Task directions ▸
Show all lines holding the string "document".

------------------------------------

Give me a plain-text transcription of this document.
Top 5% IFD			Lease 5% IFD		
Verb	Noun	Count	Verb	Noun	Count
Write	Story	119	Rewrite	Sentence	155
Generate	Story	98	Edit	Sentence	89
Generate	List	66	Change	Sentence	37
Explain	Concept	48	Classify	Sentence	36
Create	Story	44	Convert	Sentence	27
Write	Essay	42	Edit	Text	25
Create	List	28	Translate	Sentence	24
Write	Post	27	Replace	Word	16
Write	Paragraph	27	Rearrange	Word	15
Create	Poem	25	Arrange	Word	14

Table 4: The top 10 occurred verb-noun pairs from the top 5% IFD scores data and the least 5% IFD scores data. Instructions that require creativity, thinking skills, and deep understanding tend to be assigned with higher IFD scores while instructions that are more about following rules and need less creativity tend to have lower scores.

------------------------------------

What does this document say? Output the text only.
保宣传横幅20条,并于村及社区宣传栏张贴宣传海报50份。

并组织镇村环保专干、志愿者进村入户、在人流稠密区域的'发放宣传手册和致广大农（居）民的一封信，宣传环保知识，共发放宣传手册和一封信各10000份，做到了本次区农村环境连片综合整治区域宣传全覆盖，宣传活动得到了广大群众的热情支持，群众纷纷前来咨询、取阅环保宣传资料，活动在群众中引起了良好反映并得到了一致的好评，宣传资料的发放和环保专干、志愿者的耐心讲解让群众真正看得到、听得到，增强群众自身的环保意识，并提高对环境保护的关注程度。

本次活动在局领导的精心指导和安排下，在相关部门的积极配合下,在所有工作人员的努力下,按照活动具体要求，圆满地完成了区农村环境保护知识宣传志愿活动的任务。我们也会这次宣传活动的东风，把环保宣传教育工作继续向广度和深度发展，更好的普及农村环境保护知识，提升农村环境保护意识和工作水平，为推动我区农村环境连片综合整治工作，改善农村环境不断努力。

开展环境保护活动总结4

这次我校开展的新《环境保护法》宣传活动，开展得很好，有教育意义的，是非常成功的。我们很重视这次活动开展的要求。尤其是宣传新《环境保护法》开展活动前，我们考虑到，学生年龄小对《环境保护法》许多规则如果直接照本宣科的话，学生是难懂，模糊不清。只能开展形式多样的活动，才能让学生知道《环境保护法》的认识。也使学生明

------------------------------------

Task result ▸
Give me a plain-text transcription of this document.
What does this document say? Output the text only.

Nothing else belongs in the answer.